Prompt:
Search the data below for "annotation"; list each line that holds it.

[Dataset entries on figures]
■ ■ ■ ■ ■ ■ ■

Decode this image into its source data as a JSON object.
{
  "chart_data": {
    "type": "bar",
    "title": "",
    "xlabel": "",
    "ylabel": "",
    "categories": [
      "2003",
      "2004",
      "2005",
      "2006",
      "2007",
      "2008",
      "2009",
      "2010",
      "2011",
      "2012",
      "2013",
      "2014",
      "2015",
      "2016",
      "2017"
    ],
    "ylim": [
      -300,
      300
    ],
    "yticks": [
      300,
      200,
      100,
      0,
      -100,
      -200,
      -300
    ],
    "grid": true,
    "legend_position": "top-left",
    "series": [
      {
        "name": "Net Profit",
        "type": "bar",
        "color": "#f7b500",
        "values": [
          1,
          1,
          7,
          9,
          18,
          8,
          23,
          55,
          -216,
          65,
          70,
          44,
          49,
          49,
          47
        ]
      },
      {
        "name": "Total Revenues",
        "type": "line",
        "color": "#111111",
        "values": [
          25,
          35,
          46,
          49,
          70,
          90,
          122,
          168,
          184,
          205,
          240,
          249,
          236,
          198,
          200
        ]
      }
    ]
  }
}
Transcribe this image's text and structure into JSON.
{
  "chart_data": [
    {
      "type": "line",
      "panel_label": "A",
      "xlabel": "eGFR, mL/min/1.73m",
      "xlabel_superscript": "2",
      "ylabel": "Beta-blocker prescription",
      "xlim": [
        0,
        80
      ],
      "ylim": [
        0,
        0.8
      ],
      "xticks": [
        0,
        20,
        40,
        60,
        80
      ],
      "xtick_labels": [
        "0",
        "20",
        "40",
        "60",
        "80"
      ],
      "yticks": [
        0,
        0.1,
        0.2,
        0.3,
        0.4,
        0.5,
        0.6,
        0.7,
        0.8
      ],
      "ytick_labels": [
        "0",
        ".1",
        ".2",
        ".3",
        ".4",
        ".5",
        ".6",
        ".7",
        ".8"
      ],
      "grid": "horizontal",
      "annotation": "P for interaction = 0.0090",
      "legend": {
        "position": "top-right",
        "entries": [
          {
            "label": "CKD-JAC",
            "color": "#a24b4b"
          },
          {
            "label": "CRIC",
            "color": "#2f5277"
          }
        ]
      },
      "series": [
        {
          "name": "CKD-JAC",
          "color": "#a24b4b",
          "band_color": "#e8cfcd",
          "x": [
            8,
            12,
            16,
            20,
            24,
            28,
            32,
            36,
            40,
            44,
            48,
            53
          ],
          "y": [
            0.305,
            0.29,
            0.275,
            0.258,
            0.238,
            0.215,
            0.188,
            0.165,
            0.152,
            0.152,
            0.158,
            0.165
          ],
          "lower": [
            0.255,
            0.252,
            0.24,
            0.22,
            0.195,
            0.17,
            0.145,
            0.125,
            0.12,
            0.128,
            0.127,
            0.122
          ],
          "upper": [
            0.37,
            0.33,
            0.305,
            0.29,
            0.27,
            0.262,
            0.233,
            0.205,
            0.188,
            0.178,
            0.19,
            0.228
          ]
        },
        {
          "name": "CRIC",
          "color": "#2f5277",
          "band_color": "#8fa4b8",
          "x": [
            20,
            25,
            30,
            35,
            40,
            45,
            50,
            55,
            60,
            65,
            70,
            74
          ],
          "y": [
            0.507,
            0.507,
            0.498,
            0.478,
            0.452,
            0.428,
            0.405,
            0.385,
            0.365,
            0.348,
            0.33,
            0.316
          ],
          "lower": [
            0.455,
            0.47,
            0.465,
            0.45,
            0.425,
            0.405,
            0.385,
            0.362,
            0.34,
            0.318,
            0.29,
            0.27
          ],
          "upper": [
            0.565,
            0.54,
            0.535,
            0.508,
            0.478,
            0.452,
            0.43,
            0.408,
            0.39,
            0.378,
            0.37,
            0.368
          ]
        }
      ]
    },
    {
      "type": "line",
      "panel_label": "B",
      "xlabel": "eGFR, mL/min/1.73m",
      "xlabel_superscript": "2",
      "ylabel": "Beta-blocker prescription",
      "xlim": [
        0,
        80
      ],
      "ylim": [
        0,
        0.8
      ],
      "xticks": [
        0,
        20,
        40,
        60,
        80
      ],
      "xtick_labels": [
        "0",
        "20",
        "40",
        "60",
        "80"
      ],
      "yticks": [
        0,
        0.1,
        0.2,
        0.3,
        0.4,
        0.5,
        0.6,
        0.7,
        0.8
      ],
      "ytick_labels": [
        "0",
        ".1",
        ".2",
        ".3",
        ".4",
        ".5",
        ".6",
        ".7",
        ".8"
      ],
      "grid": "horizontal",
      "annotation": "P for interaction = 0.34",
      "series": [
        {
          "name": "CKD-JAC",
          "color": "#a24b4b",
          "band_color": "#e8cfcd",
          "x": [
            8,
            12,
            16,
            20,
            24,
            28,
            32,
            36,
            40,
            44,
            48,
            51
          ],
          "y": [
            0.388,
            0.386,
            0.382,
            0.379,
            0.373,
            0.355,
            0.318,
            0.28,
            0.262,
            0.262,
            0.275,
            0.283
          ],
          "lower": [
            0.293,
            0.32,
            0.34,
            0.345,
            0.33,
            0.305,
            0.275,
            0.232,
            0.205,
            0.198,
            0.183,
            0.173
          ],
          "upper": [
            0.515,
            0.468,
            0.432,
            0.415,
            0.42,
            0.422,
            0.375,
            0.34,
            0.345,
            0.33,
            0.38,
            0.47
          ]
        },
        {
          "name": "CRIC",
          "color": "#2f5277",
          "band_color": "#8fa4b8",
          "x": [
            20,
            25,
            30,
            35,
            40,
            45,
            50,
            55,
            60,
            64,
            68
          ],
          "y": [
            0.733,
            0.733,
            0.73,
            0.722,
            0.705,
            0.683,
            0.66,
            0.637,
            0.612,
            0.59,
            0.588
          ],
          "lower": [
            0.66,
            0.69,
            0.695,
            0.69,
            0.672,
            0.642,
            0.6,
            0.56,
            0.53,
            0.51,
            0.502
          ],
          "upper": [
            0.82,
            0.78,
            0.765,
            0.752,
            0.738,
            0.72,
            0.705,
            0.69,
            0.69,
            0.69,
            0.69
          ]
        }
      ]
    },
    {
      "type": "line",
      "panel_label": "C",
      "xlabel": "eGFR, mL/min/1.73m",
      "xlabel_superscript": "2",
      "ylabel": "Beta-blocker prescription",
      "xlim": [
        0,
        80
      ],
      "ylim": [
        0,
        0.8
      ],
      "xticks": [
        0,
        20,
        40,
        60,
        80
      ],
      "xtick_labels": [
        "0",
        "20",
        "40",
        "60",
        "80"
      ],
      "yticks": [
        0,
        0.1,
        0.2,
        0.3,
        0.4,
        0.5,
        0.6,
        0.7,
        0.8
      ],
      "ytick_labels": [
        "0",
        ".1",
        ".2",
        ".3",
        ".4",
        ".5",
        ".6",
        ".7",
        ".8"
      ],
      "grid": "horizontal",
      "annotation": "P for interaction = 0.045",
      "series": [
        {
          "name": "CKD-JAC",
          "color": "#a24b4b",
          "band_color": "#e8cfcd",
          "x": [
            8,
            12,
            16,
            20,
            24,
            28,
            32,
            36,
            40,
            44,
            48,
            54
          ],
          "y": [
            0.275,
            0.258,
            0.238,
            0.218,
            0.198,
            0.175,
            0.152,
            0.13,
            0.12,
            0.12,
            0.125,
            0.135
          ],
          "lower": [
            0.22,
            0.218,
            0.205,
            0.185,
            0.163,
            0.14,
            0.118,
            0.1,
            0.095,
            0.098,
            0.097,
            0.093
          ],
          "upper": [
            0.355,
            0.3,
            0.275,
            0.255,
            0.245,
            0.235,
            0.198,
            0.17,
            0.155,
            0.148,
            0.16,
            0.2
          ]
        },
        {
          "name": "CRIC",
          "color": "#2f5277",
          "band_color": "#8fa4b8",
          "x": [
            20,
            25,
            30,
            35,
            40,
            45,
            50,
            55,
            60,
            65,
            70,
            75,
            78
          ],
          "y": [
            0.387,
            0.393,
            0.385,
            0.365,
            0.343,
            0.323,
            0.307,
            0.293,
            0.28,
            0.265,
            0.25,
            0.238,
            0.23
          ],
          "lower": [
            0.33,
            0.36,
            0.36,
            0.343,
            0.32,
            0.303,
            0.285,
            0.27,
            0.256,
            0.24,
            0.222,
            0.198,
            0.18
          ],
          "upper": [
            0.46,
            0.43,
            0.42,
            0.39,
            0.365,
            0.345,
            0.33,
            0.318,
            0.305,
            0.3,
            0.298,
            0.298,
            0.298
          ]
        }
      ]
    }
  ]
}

■ ■ ■ ■ ■ ■ ■

Answer below:
      "annotation": "P for interaction = 0.0090",
      "annotation": "P for interaction = 0.34",
      "annotation": "P for interaction = 0.045",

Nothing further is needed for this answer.